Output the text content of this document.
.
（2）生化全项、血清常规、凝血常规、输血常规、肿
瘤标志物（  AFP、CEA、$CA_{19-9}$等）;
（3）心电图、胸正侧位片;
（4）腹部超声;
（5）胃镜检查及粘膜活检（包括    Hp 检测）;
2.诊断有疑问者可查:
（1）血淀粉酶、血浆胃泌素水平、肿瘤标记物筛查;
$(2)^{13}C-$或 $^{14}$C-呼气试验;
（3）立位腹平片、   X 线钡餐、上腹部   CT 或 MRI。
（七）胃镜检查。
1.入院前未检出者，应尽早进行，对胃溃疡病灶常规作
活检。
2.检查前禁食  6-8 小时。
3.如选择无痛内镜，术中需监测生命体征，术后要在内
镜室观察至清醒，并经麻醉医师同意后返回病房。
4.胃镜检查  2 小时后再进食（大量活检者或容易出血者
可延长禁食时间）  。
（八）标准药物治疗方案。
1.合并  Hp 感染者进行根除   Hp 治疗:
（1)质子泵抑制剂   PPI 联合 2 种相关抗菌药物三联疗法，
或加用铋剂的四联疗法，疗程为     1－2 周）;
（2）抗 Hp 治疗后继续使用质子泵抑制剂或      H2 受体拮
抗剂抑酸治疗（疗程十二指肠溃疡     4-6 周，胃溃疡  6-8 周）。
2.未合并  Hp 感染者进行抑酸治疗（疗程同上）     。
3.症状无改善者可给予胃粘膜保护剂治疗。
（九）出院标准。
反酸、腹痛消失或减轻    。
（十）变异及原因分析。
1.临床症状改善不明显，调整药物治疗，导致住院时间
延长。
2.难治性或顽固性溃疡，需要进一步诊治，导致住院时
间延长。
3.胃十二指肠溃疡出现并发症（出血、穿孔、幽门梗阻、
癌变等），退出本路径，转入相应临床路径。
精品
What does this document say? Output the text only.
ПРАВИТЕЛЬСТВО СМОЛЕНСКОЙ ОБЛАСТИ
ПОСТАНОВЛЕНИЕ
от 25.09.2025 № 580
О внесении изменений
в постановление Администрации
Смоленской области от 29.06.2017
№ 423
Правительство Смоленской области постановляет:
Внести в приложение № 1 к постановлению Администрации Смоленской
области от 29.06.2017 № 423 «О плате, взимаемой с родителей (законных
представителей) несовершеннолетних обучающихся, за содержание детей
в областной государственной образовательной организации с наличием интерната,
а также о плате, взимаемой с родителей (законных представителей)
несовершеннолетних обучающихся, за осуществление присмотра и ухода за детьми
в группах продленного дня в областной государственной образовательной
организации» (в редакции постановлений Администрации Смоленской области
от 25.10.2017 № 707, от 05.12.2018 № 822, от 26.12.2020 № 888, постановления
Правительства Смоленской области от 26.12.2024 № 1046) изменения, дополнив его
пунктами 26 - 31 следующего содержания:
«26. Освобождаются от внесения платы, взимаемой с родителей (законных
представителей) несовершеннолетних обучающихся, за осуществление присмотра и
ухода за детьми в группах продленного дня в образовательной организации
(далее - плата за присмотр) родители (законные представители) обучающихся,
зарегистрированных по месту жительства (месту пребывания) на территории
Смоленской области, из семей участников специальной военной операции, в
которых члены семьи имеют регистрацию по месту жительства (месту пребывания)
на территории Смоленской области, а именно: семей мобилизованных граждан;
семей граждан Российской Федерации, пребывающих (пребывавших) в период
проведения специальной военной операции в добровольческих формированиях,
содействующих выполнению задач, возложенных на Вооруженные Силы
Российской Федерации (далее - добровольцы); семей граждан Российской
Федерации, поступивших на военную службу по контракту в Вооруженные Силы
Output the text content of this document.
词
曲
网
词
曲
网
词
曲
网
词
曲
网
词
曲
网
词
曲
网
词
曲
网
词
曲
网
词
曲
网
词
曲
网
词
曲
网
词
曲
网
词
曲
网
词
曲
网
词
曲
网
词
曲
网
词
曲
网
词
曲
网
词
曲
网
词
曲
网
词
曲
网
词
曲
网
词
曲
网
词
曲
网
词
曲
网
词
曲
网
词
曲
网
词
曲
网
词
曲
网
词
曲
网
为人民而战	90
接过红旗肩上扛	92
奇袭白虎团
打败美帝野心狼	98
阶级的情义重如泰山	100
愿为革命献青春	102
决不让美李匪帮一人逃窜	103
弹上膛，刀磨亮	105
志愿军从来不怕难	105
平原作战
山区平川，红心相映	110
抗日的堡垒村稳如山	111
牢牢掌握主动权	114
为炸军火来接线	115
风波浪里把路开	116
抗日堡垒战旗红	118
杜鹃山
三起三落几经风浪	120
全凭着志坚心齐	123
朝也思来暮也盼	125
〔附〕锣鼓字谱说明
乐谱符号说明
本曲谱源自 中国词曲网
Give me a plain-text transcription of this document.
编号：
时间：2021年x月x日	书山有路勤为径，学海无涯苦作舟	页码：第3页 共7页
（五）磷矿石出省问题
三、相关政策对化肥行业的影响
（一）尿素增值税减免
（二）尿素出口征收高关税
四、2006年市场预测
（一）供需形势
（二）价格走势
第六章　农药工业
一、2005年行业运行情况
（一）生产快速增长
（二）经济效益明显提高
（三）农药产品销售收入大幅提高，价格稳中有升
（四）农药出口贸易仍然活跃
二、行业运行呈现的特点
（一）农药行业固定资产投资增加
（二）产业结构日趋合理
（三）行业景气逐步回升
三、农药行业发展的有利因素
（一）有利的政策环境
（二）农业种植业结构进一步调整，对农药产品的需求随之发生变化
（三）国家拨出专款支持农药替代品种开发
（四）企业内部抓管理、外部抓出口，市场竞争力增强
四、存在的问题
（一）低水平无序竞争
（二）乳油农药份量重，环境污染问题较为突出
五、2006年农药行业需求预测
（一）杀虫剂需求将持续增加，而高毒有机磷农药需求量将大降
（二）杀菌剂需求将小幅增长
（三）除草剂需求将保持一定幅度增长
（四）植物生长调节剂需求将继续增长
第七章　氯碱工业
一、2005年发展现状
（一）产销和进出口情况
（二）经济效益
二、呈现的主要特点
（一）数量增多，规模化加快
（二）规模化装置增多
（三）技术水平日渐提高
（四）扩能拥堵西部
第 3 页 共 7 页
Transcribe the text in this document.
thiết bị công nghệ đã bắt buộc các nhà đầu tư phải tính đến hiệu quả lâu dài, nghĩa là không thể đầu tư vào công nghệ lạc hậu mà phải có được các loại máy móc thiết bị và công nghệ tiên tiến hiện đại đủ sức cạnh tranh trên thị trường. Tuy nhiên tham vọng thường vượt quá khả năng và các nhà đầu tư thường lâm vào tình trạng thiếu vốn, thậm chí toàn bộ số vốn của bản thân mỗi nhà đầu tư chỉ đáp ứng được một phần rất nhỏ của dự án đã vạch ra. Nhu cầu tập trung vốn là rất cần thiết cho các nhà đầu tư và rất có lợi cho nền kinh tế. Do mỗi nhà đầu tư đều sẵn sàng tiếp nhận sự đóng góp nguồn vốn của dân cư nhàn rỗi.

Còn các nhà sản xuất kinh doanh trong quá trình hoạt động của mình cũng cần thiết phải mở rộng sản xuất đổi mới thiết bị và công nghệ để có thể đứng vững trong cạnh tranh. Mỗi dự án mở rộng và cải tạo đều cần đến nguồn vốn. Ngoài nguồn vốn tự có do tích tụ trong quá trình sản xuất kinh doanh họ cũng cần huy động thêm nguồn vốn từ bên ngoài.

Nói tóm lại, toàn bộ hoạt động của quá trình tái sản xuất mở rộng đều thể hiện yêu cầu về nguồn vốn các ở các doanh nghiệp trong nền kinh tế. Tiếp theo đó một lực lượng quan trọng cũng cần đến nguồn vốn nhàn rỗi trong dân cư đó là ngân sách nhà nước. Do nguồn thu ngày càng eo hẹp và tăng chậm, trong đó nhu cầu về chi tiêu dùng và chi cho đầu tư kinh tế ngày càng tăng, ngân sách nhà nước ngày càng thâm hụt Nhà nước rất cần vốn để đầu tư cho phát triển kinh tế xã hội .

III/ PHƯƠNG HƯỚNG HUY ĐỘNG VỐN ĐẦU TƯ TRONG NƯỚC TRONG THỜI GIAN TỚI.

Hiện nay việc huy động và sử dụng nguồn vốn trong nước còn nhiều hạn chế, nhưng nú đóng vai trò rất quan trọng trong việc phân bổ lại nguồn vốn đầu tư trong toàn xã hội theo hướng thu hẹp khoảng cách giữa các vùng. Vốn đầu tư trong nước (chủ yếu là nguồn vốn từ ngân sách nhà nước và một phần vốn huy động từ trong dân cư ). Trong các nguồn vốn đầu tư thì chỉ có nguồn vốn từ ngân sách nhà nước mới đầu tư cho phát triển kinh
+++
▶ _Task to carry out_
Search the data for "пребывания" and list every line in which it occurs.

▶ _Exercise output_
зарегистрированных по месту жительства (месту пребывания) на территории
которых члены семьи имеют регистрацию по месту жительства (месту пребывания)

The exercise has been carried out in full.